§ TASK PROMPT: Without the pictures, copy the entries below word for word.
+++++
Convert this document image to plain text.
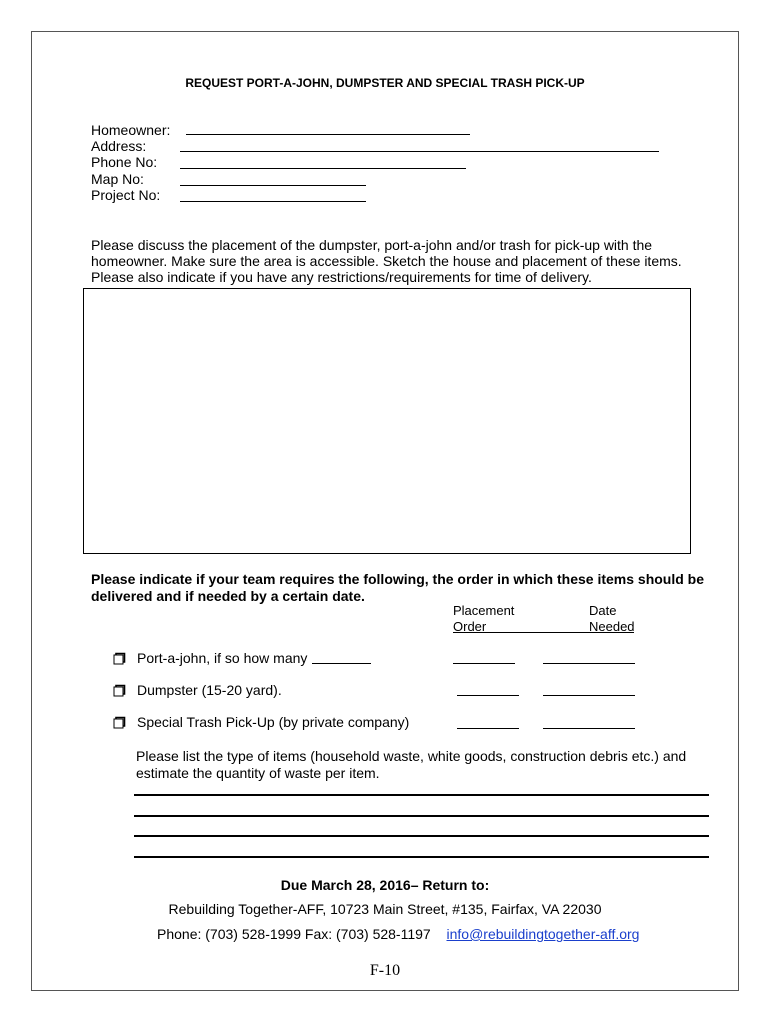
REQUEST PORT-A-JOHN, DUMPSTER AND SPECIAL TRASH PICK-UP
Homeowner:
Address:
Phone No:
Map No:
Project No:
Please discuss the placement of the dumpster, port-a-john and/or trash for pick-up with the
homeowner. Make sure the area is accessible. Sketch the house and placement of these items.
Please also indicate if you have any restrictions/requirements for time of delivery.
Please indicate if your team requires the following, the order in which these items should be
delivered and if needed by a certain date.
Placement
Order
Date
Needed
Port-a-john, if so how many
Dumpster (15-20 yard).
Special Trash Pick-Up (by private company)
Please list the type of items (household waste, white goods, construction debris etc.) and
estimate the quantity of waste per item.
Due March 28, 2016– Return to:
Rebuilding Together-AFF, 10723 Main Street, #135, Fairfax, VA 22030
Phone: (703) 528-1999 Fax: (703) 528-1197 info@rebuildingtogether-aff.org
F-10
+++++
§ RESULT OF THE EXERCISE:
Convert this document image to plain text.
REQUEST PORT-A-JOHN, DUMPSTER AND SPECIAL TRASH PICK-UP
Homeowner:
Address:
Phone No:
Map No:
Project No:
Please discuss the placement of the dumpster, port-a-john and/or trash for pick-up with the
homeowner. Make sure the area is accessible. Sketch the house and placement of these items.
Please also indicate if you have any restrictions/requirements for time of delivery.
Please indicate if your team requires the following, the order in which these items should be
delivered and if needed by a certain date.
Placement
Order
Date
Needed
Port-a-john, if so how many
Dumpster (15-20 yard).
Special Trash Pick-Up (by private company)
Please list the type of items (household waste, white goods, construction debris etc.) and
estimate the quantity of waste per item.
Due March 28, 2016– Return to:
Rebuilding Together-AFF, 10723 Main Street, #135, Fairfax, VA 22030
Phone: (703) 528-1999 Fax: (703) 528-1197 info@rebuildingtogether-aff.org
F-10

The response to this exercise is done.